-- start Supplied records --
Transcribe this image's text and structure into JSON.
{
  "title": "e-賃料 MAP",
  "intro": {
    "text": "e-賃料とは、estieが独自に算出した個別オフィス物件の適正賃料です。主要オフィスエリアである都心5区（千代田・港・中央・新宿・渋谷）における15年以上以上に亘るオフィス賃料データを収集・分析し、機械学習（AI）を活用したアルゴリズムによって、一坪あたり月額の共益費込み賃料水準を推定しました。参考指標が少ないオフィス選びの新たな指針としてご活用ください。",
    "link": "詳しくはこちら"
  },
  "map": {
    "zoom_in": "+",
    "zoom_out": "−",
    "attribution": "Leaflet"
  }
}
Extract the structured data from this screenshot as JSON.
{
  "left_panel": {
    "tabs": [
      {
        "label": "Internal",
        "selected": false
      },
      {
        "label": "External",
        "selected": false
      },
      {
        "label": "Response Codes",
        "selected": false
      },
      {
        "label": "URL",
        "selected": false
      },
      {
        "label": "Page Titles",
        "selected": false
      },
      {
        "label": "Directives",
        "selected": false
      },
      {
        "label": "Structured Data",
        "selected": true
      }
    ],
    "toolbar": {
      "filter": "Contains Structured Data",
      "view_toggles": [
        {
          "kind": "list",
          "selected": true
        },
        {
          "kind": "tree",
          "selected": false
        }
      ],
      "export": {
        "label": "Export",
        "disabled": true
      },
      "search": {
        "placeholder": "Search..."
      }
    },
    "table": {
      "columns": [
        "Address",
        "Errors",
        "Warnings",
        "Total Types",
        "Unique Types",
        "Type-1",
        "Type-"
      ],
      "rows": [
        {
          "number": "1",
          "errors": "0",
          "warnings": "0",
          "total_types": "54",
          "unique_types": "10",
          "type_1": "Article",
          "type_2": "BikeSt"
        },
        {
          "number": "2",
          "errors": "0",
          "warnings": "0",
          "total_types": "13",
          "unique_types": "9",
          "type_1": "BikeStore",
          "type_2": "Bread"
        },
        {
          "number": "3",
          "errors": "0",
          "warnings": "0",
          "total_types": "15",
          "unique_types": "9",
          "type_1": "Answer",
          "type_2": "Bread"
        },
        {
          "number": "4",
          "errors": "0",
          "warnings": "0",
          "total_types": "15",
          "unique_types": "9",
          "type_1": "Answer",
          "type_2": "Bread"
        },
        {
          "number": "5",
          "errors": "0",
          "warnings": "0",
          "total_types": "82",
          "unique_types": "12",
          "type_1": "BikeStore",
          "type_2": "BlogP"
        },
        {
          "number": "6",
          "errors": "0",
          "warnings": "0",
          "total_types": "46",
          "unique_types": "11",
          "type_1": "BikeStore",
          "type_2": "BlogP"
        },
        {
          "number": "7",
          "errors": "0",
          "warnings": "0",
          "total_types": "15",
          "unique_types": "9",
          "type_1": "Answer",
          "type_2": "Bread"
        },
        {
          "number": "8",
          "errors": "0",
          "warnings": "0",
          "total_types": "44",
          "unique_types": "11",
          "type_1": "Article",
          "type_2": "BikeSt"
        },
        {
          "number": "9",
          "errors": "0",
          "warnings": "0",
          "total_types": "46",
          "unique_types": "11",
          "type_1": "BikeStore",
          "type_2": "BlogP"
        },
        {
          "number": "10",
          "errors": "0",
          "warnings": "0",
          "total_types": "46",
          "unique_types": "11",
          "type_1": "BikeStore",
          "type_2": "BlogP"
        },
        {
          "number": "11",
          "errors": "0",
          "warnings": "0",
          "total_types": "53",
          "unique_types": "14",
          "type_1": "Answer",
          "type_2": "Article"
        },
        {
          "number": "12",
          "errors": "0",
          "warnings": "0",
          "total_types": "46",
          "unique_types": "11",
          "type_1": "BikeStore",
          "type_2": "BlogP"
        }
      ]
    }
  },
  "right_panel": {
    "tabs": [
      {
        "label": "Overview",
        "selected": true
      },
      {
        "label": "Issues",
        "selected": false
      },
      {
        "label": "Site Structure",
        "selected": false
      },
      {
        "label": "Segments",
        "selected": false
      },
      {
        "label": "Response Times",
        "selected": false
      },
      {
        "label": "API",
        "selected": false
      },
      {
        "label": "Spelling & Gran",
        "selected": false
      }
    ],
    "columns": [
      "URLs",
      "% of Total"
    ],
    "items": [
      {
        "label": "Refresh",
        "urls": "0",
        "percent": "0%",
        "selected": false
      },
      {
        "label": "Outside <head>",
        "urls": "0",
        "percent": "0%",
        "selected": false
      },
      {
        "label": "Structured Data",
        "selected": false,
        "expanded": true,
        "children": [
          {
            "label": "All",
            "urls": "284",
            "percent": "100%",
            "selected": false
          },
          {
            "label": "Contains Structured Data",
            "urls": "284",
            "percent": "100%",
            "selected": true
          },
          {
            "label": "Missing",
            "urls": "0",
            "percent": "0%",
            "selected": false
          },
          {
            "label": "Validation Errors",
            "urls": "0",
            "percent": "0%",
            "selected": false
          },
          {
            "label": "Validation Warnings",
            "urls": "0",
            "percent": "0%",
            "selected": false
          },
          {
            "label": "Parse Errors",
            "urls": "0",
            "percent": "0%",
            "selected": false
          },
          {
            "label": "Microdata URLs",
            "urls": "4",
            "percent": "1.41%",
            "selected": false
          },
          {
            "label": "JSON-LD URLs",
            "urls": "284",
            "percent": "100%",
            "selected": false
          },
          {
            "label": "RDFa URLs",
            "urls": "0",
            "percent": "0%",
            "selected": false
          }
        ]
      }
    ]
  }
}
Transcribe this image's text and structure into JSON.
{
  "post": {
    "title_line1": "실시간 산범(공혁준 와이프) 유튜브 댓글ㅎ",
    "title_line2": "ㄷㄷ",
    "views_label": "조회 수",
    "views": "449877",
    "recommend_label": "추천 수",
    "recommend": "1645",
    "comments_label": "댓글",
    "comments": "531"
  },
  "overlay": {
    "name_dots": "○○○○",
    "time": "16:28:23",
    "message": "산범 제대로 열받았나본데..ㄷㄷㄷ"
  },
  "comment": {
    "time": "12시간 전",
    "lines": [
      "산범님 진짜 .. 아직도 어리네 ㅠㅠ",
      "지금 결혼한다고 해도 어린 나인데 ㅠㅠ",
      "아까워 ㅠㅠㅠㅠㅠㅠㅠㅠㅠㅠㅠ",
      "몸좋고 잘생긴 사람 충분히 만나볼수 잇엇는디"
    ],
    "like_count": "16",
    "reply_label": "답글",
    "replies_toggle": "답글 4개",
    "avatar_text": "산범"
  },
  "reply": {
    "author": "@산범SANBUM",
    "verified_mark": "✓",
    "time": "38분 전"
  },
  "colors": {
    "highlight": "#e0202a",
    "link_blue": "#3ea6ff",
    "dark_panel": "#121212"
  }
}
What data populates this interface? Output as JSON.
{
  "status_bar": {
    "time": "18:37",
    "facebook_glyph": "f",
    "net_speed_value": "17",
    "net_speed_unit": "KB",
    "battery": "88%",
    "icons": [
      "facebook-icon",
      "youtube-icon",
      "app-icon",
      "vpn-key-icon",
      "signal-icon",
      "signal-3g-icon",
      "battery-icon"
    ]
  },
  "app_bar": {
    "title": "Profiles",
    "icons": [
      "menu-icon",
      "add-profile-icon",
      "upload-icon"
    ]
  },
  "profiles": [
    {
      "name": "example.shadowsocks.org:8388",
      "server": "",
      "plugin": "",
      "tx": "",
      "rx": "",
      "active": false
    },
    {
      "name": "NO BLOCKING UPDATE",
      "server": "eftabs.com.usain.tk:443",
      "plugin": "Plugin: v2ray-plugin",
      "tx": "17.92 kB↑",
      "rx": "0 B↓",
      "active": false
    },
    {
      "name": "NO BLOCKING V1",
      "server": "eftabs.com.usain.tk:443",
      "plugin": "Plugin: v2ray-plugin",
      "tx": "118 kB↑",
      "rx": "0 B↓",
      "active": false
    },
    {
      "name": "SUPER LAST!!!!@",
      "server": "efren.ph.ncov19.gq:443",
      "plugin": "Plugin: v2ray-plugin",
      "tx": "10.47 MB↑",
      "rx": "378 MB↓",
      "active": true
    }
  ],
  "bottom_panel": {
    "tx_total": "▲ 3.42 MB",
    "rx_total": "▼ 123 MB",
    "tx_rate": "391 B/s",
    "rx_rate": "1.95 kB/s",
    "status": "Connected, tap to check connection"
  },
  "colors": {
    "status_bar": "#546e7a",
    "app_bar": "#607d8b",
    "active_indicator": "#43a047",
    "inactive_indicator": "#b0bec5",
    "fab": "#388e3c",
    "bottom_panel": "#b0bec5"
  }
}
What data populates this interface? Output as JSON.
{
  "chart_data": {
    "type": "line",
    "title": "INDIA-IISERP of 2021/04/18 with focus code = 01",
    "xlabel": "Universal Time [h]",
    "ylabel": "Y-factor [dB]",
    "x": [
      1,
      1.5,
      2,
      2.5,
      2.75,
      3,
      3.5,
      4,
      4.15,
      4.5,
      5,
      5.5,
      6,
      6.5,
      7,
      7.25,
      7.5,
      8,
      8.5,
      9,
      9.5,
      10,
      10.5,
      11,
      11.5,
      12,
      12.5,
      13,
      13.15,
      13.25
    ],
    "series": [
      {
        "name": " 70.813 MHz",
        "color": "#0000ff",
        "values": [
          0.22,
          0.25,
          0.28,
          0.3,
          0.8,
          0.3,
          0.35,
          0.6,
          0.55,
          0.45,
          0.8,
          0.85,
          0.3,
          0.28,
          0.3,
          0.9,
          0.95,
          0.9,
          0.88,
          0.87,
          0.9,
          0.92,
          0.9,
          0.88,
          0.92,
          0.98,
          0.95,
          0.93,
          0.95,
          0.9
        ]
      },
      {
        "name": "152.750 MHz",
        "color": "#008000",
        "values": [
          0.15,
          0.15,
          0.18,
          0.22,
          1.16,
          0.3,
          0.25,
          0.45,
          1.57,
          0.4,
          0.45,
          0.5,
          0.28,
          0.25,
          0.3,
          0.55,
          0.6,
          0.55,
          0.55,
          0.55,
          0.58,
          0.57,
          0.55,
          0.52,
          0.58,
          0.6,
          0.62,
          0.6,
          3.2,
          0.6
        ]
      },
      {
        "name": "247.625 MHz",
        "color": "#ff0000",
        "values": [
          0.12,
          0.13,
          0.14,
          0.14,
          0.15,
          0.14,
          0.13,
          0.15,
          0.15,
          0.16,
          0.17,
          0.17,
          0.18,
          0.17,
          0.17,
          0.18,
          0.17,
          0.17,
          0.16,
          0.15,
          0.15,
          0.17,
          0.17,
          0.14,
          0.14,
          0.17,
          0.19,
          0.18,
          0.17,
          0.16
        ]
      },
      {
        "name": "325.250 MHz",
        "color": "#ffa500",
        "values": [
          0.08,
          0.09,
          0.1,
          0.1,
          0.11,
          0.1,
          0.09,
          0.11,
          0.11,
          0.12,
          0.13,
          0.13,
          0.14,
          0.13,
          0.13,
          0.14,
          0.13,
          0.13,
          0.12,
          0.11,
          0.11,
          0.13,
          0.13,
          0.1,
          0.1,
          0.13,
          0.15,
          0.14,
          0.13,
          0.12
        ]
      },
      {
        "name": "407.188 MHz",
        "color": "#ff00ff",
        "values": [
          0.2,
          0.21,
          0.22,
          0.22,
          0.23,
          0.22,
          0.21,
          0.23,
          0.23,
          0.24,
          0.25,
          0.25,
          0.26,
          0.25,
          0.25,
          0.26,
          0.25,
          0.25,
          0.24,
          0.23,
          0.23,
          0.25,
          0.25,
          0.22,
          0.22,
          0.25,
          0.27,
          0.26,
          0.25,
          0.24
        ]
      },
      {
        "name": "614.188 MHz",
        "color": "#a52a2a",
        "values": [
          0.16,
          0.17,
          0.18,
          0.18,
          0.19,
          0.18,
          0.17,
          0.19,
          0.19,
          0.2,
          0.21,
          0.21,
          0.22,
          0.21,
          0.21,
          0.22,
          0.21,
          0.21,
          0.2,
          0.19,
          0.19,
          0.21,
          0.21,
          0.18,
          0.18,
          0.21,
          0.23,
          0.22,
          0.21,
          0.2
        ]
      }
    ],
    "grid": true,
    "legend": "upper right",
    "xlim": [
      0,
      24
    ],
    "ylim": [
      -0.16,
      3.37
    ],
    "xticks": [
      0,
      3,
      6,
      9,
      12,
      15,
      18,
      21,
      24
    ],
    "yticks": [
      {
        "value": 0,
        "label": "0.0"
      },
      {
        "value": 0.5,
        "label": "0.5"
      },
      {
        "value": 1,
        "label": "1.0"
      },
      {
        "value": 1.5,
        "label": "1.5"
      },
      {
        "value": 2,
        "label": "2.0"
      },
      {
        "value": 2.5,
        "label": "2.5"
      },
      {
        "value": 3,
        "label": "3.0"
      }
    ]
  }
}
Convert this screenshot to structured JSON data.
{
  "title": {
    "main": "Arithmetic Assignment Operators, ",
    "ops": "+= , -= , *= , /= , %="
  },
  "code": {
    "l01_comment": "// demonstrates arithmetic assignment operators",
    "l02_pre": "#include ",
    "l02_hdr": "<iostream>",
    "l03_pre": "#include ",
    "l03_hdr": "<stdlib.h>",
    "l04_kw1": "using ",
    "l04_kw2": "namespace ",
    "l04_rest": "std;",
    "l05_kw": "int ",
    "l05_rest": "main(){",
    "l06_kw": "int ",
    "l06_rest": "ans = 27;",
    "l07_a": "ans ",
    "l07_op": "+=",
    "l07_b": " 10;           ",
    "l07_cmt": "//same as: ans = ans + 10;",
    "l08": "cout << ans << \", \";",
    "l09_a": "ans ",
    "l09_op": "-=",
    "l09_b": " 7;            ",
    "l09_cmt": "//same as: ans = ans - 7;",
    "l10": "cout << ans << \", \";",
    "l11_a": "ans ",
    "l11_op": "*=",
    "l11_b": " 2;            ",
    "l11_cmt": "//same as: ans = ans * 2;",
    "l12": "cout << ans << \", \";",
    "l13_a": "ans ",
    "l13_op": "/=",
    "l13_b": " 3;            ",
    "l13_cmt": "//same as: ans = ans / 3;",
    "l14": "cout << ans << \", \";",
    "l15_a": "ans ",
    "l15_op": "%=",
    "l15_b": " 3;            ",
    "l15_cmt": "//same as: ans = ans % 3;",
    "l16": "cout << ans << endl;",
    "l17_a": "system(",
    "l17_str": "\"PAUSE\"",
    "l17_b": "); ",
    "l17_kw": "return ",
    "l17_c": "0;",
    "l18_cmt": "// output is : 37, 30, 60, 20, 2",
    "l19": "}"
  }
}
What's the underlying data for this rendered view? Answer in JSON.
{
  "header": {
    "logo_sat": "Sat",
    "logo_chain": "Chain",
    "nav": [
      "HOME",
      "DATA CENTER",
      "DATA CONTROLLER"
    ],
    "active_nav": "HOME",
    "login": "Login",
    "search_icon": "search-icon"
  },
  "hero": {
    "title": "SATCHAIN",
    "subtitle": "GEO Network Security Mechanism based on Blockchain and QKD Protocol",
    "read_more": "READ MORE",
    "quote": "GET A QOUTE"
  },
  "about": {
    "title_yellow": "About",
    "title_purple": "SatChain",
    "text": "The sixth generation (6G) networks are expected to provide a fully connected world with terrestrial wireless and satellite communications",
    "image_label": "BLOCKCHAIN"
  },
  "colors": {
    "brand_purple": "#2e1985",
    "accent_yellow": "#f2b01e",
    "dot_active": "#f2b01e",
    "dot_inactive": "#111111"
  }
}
-- end Supplied records --
Given exercise → Starting from the line containing "What's the underlying", repeat each line through the end of the entries, exactly.

Exercise solution →
What's the underlying data for this rendered view? Answer in JSON.
{
  "header": {
    "logo_sat": "Sat",
    "logo_chain": "Chain",
    "nav": [
      "HOME",
      "DATA CENTER",
      "DATA CONTROLLER"
    ],
    "active_nav": "HOME",
    "login": "Login",
    "search_icon": "search-icon"
  },
  "hero": {
    "title": "SATCHAIN",
    "subtitle": "GEO Network Security Mechanism based on Blockchain and QKD Protocol",
    "read_more": "READ MORE",
    "quote": "GET A QOUTE"
  },
  "about": {
    "title_yellow": "About",
    "title_purple": "SatChain",
    "text": "The sixth generation (6G) networks are expected to provide a fully connected world with terrestrial wireless and satellite communications",
    "image_label": "BLOCKCHAIN"
  },
  "colors": {
    "brand_purple": "#2e1985",
    "accent_yellow": "#f2b01e",
    "dot_active": "#f2b01e",
    "dot_inactive": "#111111"
  }
}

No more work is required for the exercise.